• _AIM OF THE EXERCISE_:
Your answer must be the listing repeated word for word, without its pictures.

(PROVIDED ENTRIES begins)

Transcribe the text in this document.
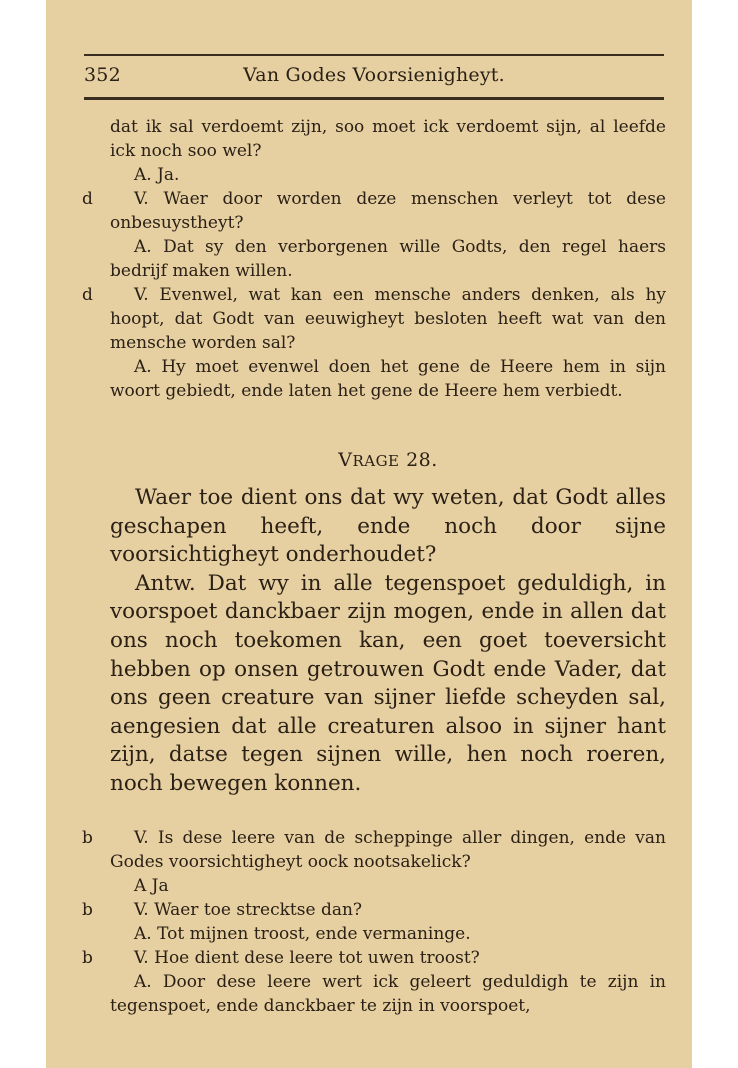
352	Van Godes Voorsienigheyt.

dat ik sal verdoemt zijn, soo moet ick verdoemt sijn, al leefde ick noch soo wel?

A. Ja.

V. Waer door worden deze menschen verleyt tot dese onbesuystheyt?

A. Dat sy den verborgenen wille Godts, den regel haers bedrijf maken willen.

V. Evenwel, wat kan een mensche anders denken, als hy hoopt, dat Godt van eeuwigheyt besloten heeft wat van den mensche worden sal?

A. Hy moet evenwel doen het gene de Heere hem in sijn woort gebiedt, ende laten het gene de Heere hem verbiedt.

d
d
VRAGE 28.

Waer toe dient ons dat wy weten, dat Godt alles geschapen heeft, ende noch door sijne voorsichtigheyt onderhoudet?

Antw. Dat wy in alle tegenspoet geduldigh, in voorspoet danckbaer zijn mogen, ende in allen dat ons noch toekomen kan, een goet toeversicht hebben op onsen getrouwen Godt ende Vader, dat ons geen creature van sijner liefde scheyden sal, aengesien dat alle creaturen alsoo in sijner hant zijn, datse tegen sijnen wille, hen noch roeren, noch bewegen konnen.

V. Is dese leere van de scheppinge aller dingen, ende van Godes voorsichtigheyt oock nootsakelick?

A Ja

V. Waer toe strecktse dan?

A. Tot mijnen troost, ende vermaninge.

V. Hoe dient dese leere tot uwen troost?

A. Door dese leere wert ick geleert geduldigh te zijn in tegenspoet, ende danckbaer te zijn in voorspoet,

b
b
b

(PROVIDED ENTRIES ends)

• _RESPONSE BELOW_:
Transcribe the text in this document.
352	Van Godes Voorsienigheyt.

dat ik sal verdoemt zijn, soo moet ick verdoemt sijn, al leefde ick noch soo wel?

A. Ja.

V. Waer door worden deze menschen verleyt tot dese onbesuystheyt?

A. Dat sy den verborgenen wille Godts, den regel haers bedrijf maken willen.

V. Evenwel, wat kan een mensche anders denken, als hy hoopt, dat Godt van eeuwigheyt besloten heeft wat van den mensche worden sal?

A. Hy moet evenwel doen het gene de Heere hem in sijn woort gebiedt, ende laten het gene de Heere hem verbiedt.

d
d
VRAGE 28.

Waer toe dient ons dat wy weten, dat Godt alles geschapen heeft, ende noch door sijne voorsichtigheyt onderhoudet?

Antw. Dat wy in alle tegenspoet geduldigh, in voorspoet danckbaer zijn mogen, ende in allen dat ons noch toekomen kan, een goet toeversicht hebben op onsen getrouwen Godt ende Vader, dat ons geen creature van sijner liefde scheyden sal, aengesien dat alle creaturen alsoo in sijner hant zijn, datse tegen sijnen wille, hen noch roeren, noch bewegen konnen.

V. Is dese leere van de scheppinge aller dingen, ende van Godes voorsichtigheyt oock nootsakelick?

A Ja

V. Waer toe strecktse dan?

A. Tot mijnen troost, ende vermaninge.

V. Hoe dient dese leere tot uwen troost?

A. Door dese leere wert ick geleert geduldigh te zijn in tegenspoet, ende danckbaer te zijn in voorspoet,

b
b
b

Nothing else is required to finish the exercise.